Word for word, restate every line of the listing that follows.

*Information provided*:
[start]

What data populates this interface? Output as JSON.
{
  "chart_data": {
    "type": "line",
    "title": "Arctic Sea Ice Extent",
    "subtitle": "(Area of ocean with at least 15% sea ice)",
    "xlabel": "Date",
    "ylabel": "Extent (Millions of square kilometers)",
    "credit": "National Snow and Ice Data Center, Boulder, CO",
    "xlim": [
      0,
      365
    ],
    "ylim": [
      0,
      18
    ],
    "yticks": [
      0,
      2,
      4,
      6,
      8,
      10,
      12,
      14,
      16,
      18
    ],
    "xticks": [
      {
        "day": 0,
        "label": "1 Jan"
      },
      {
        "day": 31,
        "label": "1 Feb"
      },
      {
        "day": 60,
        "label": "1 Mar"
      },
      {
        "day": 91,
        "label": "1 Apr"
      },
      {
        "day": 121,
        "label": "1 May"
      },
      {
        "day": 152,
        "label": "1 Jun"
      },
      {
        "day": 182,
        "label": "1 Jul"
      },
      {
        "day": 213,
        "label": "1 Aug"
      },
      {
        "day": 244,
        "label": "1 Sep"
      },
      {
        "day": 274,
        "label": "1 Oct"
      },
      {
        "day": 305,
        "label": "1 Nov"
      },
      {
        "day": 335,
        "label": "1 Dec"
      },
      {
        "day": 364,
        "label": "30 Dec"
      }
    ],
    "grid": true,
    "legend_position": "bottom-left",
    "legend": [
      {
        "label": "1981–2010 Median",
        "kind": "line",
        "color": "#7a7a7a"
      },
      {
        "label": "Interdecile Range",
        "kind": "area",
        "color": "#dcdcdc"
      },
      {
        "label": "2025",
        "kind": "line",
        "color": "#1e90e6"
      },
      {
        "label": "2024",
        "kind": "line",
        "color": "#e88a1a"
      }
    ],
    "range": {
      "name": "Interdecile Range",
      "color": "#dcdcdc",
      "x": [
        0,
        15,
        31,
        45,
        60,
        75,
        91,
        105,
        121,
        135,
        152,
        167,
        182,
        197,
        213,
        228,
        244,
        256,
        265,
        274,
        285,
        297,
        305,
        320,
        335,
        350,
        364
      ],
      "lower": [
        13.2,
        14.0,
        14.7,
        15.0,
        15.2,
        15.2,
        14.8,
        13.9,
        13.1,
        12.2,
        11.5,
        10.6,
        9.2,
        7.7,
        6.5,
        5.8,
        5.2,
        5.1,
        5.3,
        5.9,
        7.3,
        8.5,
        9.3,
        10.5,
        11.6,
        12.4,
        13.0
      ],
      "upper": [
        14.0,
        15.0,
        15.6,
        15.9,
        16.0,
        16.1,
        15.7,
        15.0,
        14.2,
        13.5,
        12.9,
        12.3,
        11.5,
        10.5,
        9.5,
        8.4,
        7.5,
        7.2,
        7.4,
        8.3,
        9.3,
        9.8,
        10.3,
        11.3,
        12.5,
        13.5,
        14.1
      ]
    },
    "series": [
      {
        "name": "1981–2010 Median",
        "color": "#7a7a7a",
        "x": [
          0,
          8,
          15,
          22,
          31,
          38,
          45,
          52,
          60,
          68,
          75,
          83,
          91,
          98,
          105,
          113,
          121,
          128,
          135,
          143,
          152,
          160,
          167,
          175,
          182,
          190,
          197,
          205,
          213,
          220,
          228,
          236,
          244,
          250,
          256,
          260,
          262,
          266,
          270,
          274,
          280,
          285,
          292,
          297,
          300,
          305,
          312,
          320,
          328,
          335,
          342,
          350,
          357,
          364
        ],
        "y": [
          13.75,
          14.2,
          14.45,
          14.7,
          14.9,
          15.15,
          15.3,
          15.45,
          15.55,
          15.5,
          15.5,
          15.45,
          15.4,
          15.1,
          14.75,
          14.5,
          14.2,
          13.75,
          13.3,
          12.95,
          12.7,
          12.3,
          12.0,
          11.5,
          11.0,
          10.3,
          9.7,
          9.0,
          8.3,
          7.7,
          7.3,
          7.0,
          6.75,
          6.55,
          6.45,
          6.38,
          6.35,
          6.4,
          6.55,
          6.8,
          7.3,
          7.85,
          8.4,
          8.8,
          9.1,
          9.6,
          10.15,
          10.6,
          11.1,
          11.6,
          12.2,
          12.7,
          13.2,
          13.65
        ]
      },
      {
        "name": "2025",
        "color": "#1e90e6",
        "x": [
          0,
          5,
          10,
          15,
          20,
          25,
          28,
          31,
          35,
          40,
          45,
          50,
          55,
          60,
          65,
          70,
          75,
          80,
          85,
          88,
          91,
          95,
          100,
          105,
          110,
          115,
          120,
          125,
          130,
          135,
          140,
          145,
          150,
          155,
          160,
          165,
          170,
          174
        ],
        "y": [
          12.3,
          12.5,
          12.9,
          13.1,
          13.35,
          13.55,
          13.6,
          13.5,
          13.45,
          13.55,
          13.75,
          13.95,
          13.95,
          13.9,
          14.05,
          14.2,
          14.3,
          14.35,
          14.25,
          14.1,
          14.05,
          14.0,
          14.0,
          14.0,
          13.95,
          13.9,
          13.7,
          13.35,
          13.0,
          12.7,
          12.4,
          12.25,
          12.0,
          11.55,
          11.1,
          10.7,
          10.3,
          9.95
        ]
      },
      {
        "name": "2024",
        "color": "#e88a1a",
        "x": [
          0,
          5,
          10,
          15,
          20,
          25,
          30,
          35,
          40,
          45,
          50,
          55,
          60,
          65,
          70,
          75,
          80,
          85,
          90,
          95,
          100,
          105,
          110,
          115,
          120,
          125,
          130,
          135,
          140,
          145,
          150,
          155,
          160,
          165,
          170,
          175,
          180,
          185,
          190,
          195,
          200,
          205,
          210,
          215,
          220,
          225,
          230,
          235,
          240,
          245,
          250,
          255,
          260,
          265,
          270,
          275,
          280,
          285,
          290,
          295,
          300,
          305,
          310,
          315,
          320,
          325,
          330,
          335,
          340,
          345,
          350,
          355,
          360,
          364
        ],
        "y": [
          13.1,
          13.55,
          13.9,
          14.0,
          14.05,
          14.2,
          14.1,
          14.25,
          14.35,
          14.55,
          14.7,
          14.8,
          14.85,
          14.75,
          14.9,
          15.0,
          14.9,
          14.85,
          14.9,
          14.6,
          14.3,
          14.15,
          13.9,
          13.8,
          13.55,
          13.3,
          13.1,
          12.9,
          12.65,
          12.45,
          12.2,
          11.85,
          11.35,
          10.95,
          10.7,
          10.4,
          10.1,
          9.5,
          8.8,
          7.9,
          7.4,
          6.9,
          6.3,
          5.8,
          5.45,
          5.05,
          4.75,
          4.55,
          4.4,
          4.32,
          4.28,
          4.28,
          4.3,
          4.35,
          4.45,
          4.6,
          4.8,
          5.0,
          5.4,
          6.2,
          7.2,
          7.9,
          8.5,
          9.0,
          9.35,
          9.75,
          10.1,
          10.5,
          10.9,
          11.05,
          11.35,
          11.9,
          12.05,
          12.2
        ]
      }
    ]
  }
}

[end]

*Written solution*:
What data populates this interface? Output as JSON.
{
  "chart_data": {
    "type": "line",
    "title": "Arctic Sea Ice Extent",
    "subtitle": "(Area of ocean with at least 15% sea ice)",
    "xlabel": "Date",
    "ylabel": "Extent (Millions of square kilometers)",
    "credit": "National Snow and Ice Data Center, Boulder, CO",
    "xlim": [
      0,
      365
    ],
    "ylim": [
      0,
      18
    ],
    "yticks": [
      0,
      2,
      4,
      6,
      8,
      10,
      12,
      14,
      16,
      18
    ],
    "xticks": [
      {
        "day": 0,
        "label": "1 Jan"
      },
      {
        "day": 31,
        "label": "1 Feb"
      },
      {
        "day": 60,
        "label": "1 Mar"
      },
      {
        "day": 91,
        "label": "1 Apr"
      },
      {
        "day": 121,
        "label": "1 May"
      },
      {
        "day": 152,
        "label": "1 Jun"
      },
      {
        "day": 182,
        "label": "1 Jul"
      },
      {
        "day": 213,
        "label": "1 Aug"
      },
      {
        "day": 244,
        "label": "1 Sep"
      },
      {
        "day": 274,
        "label": "1 Oct"
      },
      {
        "day": 305,
        "label": "1 Nov"
      },
      {
        "day": 335,
        "label": "1 Dec"
      },
      {
        "day": 364,
        "label": "30 Dec"
      }
    ],
    "grid": true,
    "legend_position": "bottom-left",
    "legend": [
      {
        "label": "1981–2010 Median",
        "kind": "line",
        "color": "#7a7a7a"
      },
      {
        "label": "Interdecile Range",
        "kind": "area",
        "color": "#dcdcdc"
      },
      {
        "label": "2025",
        "kind": "line",
        "color": "#1e90e6"
      },
      {
        "label": "2024",
        "kind": "line",
        "color": "#e88a1a"
      }
    ],
    "range": {
      "name": "Interdecile Range",
      "color": "#dcdcdc",
      "x": [
        0,
        15,
        31,
        45,
        60,
        75,
        91,
        105,
        121,
        135,
        152,
        167,
        182,
        197,
        213,
        228,
        244,
        256,
        265,
        274,
        285,
        297,
        305,
        320,
        335,
        350,
        364
      ],
      "lower": [
        13.2,
        14.0,
        14.7,
        15.0,
        15.2,
        15.2,
        14.8,
        13.9,
        13.1,
        12.2,
        11.5,
        10.6,
        9.2,
        7.7,
        6.5,
        5.8,
        5.2,
        5.1,
        5.3,
        5.9,
        7.3,
        8.5,
        9.3,
        10.5,
        11.6,
        12.4,
        13.0
      ],
      "upper": [
        14.0,
        15.0,
        15.6,
        15.9,
        16.0,
        16.1,
        15.7,
        15.0,
        14.2,
        13.5,
        12.9,
        12.3,
        11.5,
        10.5,
        9.5,
        8.4,
        7.5,
        7.2,
        7.4,
        8.3,
        9.3,
        9.8,
        10.3,
        11.3,
        12.5,
        13.5,
        14.1
      ]
    },
    "series": [
      {
        "name": "1981–2010 Median",
        "color": "#7a7a7a",
        "x": [
          0,
          8,
          15,
          22,
          31,
          38,
          45,
          52,
          60,
          68,
          75,
          83,
          91,
          98,
          105,
          113,
          121,
          128,
          135,
          143,
          152,
          160,
          167,
          175,
          182,
          190,
          197,
          205,
          213,
          220,
          228,
          236,
          244,
          250,
          256,
          260,
          262,
          266,
          270,
          274,
          280,
          285,
          292,
          297,
          300,
          305,
          312,
          320,
          328,
          335,
          342,
          350,
          357,
          364
        ],
        "y": [
          13.75,
          14.2,
          14.45,
          14.7,
          14.9,
          15.15,
          15.3,
          15.45,
          15.55,
          15.5,
          15.5,
          15.45,
          15.4,
          15.1,
          14.75,
          14.5,
          14.2,
          13.75,
          13.3,
          12.95,
          12.7,
          12.3,
          12.0,
          11.5,
          11.0,
          10.3,
          9.7,
          9.0,
          8.3,
          7.7,
          7.3,
          7.0,
          6.75,
          6.55,
          6.45,
          6.38,
          6.35,
          6.4,
          6.55,
          6.8,
          7.3,
          7.85,
          8.4,
          8.8,
          9.1,
          9.6,
          10.15,
          10.6,
          11.1,
          11.6,
          12.2,
          12.7,
          13.2,
          13.65
        ]
      },
      {
        "name": "2025",
        "color": "#1e90e6",
        "x": [
          0,
          5,
          10,
          15,
          20,
          25,
          28,
          31,
          35,
          40,
          45,
          50,
          55,
          60,
          65,
          70,
          75,
          80,
          85,
          88,
          91,
          95,
          100,
          105,
          110,
          115,
          120,
          125,
          130,
          135,
          140,
          145,
          150,
          155,
          160,
          165,
          170,
          174
        ],
        "y": [
          12.3,
          12.5,
          12.9,
          13.1,
          13.35,
          13.55,
          13.6,
          13.5,
          13.45,
          13.55,
          13.75,
          13.95,
          13.95,
          13.9,
          14.05,
          14.2,
          14.3,
          14.35,
          14.25,
          14.1,
          14.05,
          14.0,
          14.0,
          14.0,
          13.95,
          13.9,
          13.7,
          13.35,
          13.0,
          12.7,
          12.4,
          12.25,
          12.0,
          11.55,
          11.1,
          10.7,
          10.3,
          9.95
        ]
      },
      {
        "name": "2024",
        "color": "#e88a1a",
        "x": [
          0,
          5,
          10,
          15,
          20,
          25,
          30,
          35,
          40,
          45,
          50,
          55,
          60,
          65,
          70,
          75,
          80,
          85,
          90,
          95,
          100,
          105,
          110,
          115,
          120,
          125,
          130,
          135,
          140,
          145,
          150,
          155,
          160,
          165,
          170,
          175,
          180,
          185,
          190,
          195,
          200,
          205,
          210,
          215,
          220,
          225,
          230,
          235,
          240,
          245,
          250,
          255,
          260,
          265,
          270,
          275,
          280,
          285,
          290,
          295,
          300,
          305,
          310,
          315,
          320,
          325,
          330,
          335,
          340,
          345,
          350,
          355,
          360,
          364
        ],
        "y": [
          13.1,
          13.55,
          13.9,
          14.0,
          14.05,
          14.2,
          14.1,
          14.25,
          14.35,
          14.55,
          14.7,
          14.8,
          14.85,
          14.75,
          14.9,
          15.0,
          14.9,
          14.85,
          14.9,
          14.6,
          14.3,
          14.15,
          13.9,
          13.8,
          13.55,
          13.3,
          13.1,
          12.9,
          12.65,
          12.45,
          12.2,
          11.85,
          11.35,
          10.95,
          10.7,
          10.4,
          10.1,
          9.5,
          8.8,
          7.9,
          7.4,
          6.9,
          6.3,
          5.8,
          5.45,
          5.05,
          4.75,
          4.55,
          4.4,
          4.32,
          4.28,
          4.28,
          4.3,
          4.35,
          4.45,
          4.6,
          4.8,
          5.0,
          5.4,
          6.2,
          7.2,
          7.9,
          8.5,
          9.0,
          9.35,
          9.75,
          10.1,
          10.5,
          10.9,
          11.05,
          11.35,
          11.9,
          12.05,
          12.2
        ]
      }
    ]
  }
}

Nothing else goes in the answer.